| Dataset extract |
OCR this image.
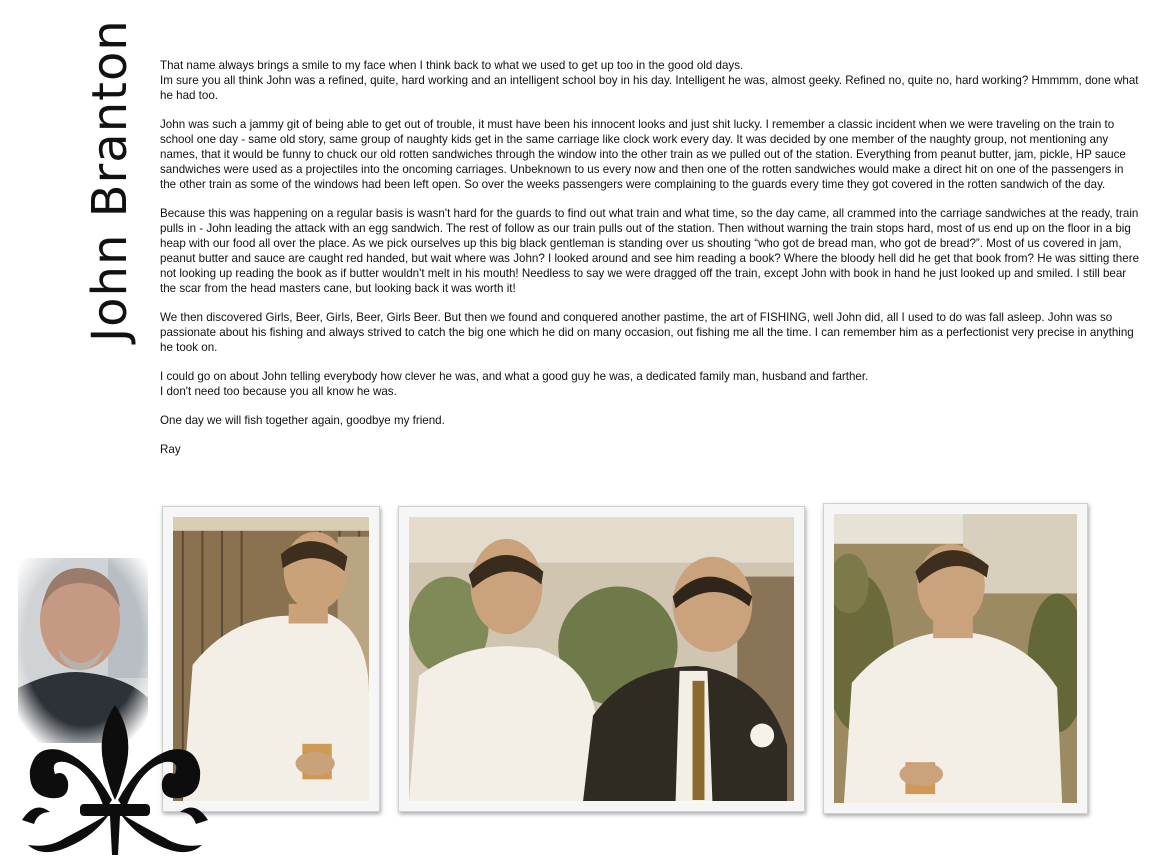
John Branton That name always brings a smile to my face when I think back to what we used to get up too in the good old days.
Im sure you all think John was a refined, quite, hard working and an intelligent school boy in his day. Intelligent he was, almost geeky. Refined no, quite no, hard working? Hmmmm, done what he had too.

John was such a jammy git of being able to get out of trouble, it must have been his innocent looks and just shit lucky. I remember a classic incident when we were traveling on the train to school one day - same old story, same group of naughty kids get in the same carriage like clock work every day. It was decided by one member of the naughty group, not mentioning any names, that it would be funny to chuck our old rotten sandwiches through the window into the other train as we pulled out of the station. Everything from peanut butter, jam, pickle, HP sauce sandwiches were used as a projectiles into the oncoming carriages. Unbeknown to us every now and then one of the rotten sandwiches would make a direct hit on one of the passengers in the other train as some of the windows had been left open. So over the weeks passengers were complaining to the guards every time they got covered in the rotten sandwich of the day.

Because this was happening on a regular basis is wasn't hard for the guards to find out what train and what time, so the day came, all crammed into the carriage sandwiches at the ready, train pulls in - John leading the attack with an egg sandwich. The rest of follow as our train pulls out of the station. Then without warning the train stops hard, most of us end up on the floor in a big heap with our food all over the place. As we pick ourselves up this big black gentleman is standing over us shouting “who got de bread man, who got de bread?”. Most of us covered in jam, peanut butter and sauce are caught red handed, but wait where was John? I looked around and see him reading a book? Where the bloody hell did he get that book from? He was sitting there not looking up reading the book as if butter wouldn't melt in his mouth! Needless to say we were dragged off the train, except John with book in hand he just looked up and smiled. I still bear the scar from the head masters cane, but looking back it was worth it!

We then discovered Girls, Beer, Girls, Beer, Girls Beer. But then we found and conquered another pastime, the art of FISHING, well John did, all I used to do was fall asleep. John was so passionate about his fishing and always strived to catch the big one which he did on many occasion, out fishing me all the time. I can remember him as a perfectionist very precise in anything he took on.

I could go on about John telling everybody how clever he was, and what a good guy he was, a dedicated family man, husband and farther.
I don't need too because you all know he was.

One day we will fish together again, goodbye my friend.

Ray
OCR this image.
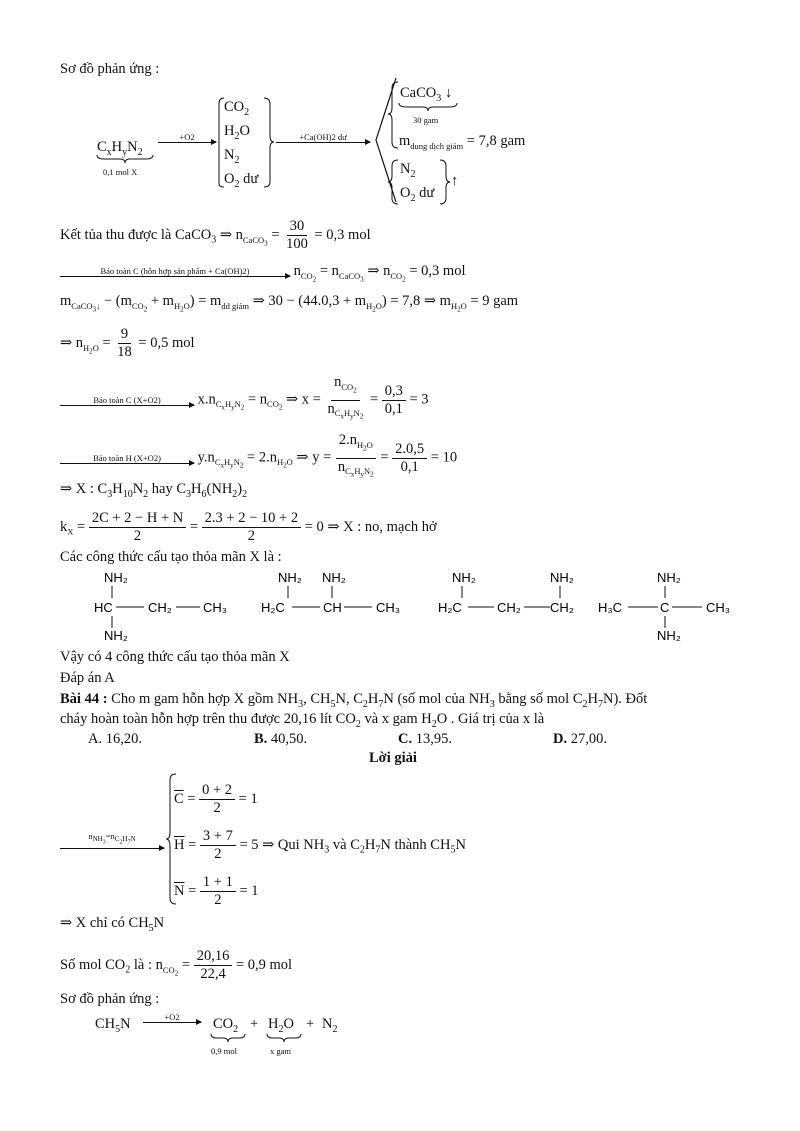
Sơ đồ phản ứng :
$C_xH_yN_2$
0,1 mol X
+O2
$CO_2$
$H_2O$
$N_2$
$O_2$ dư
+Ca(OH)2 dư
CaCO$_3$ ↓
30 gam
$m_{dung dịch giảm} = 7,8$ gam
$N_2$
$O_2$ dư
↑
Kết tủa thu được là CaCO$_3$ ⇒ $n_{CaCO_3} = \frac{30}{100} = 0,3$ mol
Bảo toàn C (hỗn hợp sản phẩm + Ca(OH)2)	$n_{CO_2} = n_{CaCO_3}$ ⇒ $n_{CO_2} = 0,3$ mol
$m_{CaCO_3↓} - (m_{CO_2} + m_{H_2O}) = m_{dd giảm}$ ⇒ $30 - (44.0,3 + m_{H_2O}) = 7,8$ ⇒ $m_{H_2O} = 9$ gam
⇒ $n_{H_2O} = \frac{9}{18} = 0,5$ mol
Bảo toàn C (X+O2)	$x.n_{C_xH_yN_2} = n_{CO_2}$ ⇒ x =
$n_{CO_2}$
$n_{C_xH_yN_2}$
= $\frac{0,3}{0,1} = 3$
Bảo toàn H (X+O2)	$y.n_{C_xH_yN_2} = 2.n_{H_2O}$ ⇒ y =
$2.n_{H_2O}$
$n_{C_xH_yN_2}$
= $\frac{2.0,5}{0,1} = 10$
⇒ X : $C_3H_{10}N_2$ hay $C_3H_6(NH_2)_2$
$k_X = \frac{2C + 2 - H + N}{2} = \frac{2.3 + 2 - 10 + 2}{2} = 0$ ⇒ X : no, mạch hở
Các công thức cấu tạo thỏa mãn X là :
NH₂
HC	CH₂ CH₃
NH₂
NH₂ NH₂
H₂C	CH	CH₃
NH₂	NH₂
H₂C	CH₂ CH₂
NH₂
H₃C	C	CH₃
NH₂
Vậy có 4 công thức cấu tạo thỏa mãn X
Đáp án A
Bài 44 : Cho m gam hỗn hợp X gồm $NH_3$, $CH_5N$, $C_2H_7N$ (số mol của $NH_3$ bằng số mol $C_2H_7N$). Đốt
cháy hoàn toàn hỗn hợp trên thu được 20,16 lít $CO_2$ và x gam $H_2O$ . Giá trị của x là
A. 16,20.	B. 40,50.	C. 13,95.	D. 27,00.
Lời giải
$n_{NH_3}=n_{C_2H_7N}$
$\overline{C} = \frac{0 + 2}{2} = 1$
$\overline{H} = \frac{3 + 7}{2} = 5$ ⇒ Qui $NH_3$ và $C_2H_7N$ thành $CH_5N$
$\overline{N} = \frac{1 + 1}{2} = 1$
⇒ X chỉ có $CH_5N$
Số mol $CO_2$ là : $n_{CO_2} = \frac{20,16}{22,4} = 0,9$ mol
Sơ đồ phản ứng :
$CH_5N$	+O2	$CO_2$
0,9 mol
+ $H_2O$
x gam
+ $N_2$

| Task to complete |
Extract all the data above exactly, excluding every picture.

| Result of the task |
OCR this image.
John Branton That name always brings a smile to my face when I think back to what we used to get up too in the good old days.
Im sure you all think John was a refined, quite, hard working and an intelligent school boy in his day. Intelligent he was, almost geeky. Refined no, quite no, hard working? Hmmmm, done what he had too.

John was such a jammy git of being able to get out of trouble, it must have been his innocent looks and just shit lucky. I remember a classic incident when we were traveling on the train to school one day - same old story, same group of naughty kids get in the same carriage like clock work every day. It was decided by one member of the naughty group, not mentioning any names, that it would be funny to chuck our old rotten sandwiches through the window into the other train as we pulled out of the station. Everything from peanut butter, jam, pickle, HP sauce sandwiches were used as a projectiles into the oncoming carriages. Unbeknown to us every now and then one of the rotten sandwiches would make a direct hit on one of the passengers in the other train as some of the windows had been left open. So over the weeks passengers were complaining to the guards every time they got covered in the rotten sandwich of the day.

Because this was happening on a regular basis is wasn't hard for the guards to find out what train and what time, so the day came, all crammed into the carriage sandwiches at the ready, train pulls in - John leading the attack with an egg sandwich. The rest of follow as our train pulls out of the station. Then without warning the train stops hard, most of us end up on the floor in a big heap with our food all over the place. As we pick ourselves up this big black gentleman is standing over us shouting “who got de bread man, who got de bread?”. Most of us covered in jam, peanut butter and sauce are caught red handed, but wait where was John? I looked around and see him reading a book? Where the bloody hell did he get that book from? He was sitting there not looking up reading the book as if butter wouldn't melt in his mouth! Needless to say we were dragged off the train, except John with book in hand he just looked up and smiled. I still bear the scar from the head masters cane, but looking back it was worth it!

We then discovered Girls, Beer, Girls, Beer, Girls Beer. But then we found and conquered another pastime, the art of FISHING, well John did, all I used to do was fall asleep. John was so passionate about his fishing and always strived to catch the big one which he did on many occasion, out fishing me all the time. I can remember him as a perfectionist very precise in anything he took on.

I could go on about John telling everybody how clever he was, and what a good guy he was, a dedicated family man, husband and farther.
I don't need too because you all know he was.

One day we will fish together again, goodbye my friend.

Ray
OCR this image.
Sơ đồ phản ứng :
$C_xH_yN_2$
0,1 mol X
+O2
$CO_2$
$H_2O$
$N_2$
$O_2$ dư
+Ca(OH)2 dư
CaCO$_3$ ↓
30 gam
$m_{dung dịch giảm} = 7,8$ gam
$N_2$
$O_2$ dư
↑
Kết tủa thu được là CaCO$_3$ ⇒ $n_{CaCO_3} = \frac{30}{100} = 0,3$ mol
Bảo toàn C (hỗn hợp sản phẩm + Ca(OH)2)	$n_{CO_2} = n_{CaCO_3}$ ⇒ $n_{CO_2} = 0,3$ mol
$m_{CaCO_3↓} - (m_{CO_2} + m_{H_2O}) = m_{dd giảm}$ ⇒ $30 - (44.0,3 + m_{H_2O}) = 7,8$ ⇒ $m_{H_2O} = 9$ gam
⇒ $n_{H_2O} = \frac{9}{18} = 0,5$ mol
Bảo toàn C (X+O2)	$x.n_{C_xH_yN_2} = n_{CO_2}$ ⇒ x =
$n_{CO_2}$
$n_{C_xH_yN_2}$
= $\frac{0,3}{0,1} = 3$
Bảo toàn H (X+O2)	$y.n_{C_xH_yN_2} = 2.n_{H_2O}$ ⇒ y =
$2.n_{H_2O}$
$n_{C_xH_yN_2}$
= $\frac{2.0,5}{0,1} = 10$
⇒ X : $C_3H_{10}N_2$ hay $C_3H_6(NH_2)_2$
$k_X = \frac{2C + 2 - H + N}{2} = \frac{2.3 + 2 - 10 + 2}{2} = 0$ ⇒ X : no, mạch hở
Các công thức cấu tạo thỏa mãn X là :
NH₂
HC	CH₂ CH₃
NH₂
NH₂ NH₂
H₂C	CH	CH₃
NH₂	NH₂
H₂C	CH₂ CH₂
NH₂
H₃C	C	CH₃
NH₂
Vậy có 4 công thức cấu tạo thỏa mãn X
Đáp án A
Bài 44 : Cho m gam hỗn hợp X gồm $NH_3$, $CH_5N$, $C_2H_7N$ (số mol của $NH_3$ bằng số mol $C_2H_7N$). Đốt
cháy hoàn toàn hỗn hợp trên thu được 20,16 lít $CO_2$ và x gam $H_2O$ . Giá trị của x là
A. 16,20.	B. 40,50.	C. 13,95.	D. 27,00.
Lời giải
$n_{NH_3}=n_{C_2H_7N}$
$\overline{C} = \frac{0 + 2}{2} = 1$
$\overline{H} = \frac{3 + 7}{2} = 5$ ⇒ Qui $NH_3$ và $C_2H_7N$ thành $CH_5N$
$\overline{N} = \frac{1 + 1}{2} = 1$
⇒ X chỉ có $CH_5N$
Số mol $CO_2$ là : $n_{CO_2} = \frac{20,16}{22,4} = 0,9$ mol
Sơ đồ phản ứng :
$CH_5N$	+O2	$CO_2$
0,9 mol
+ $H_2O$
x gam
+ $N_2$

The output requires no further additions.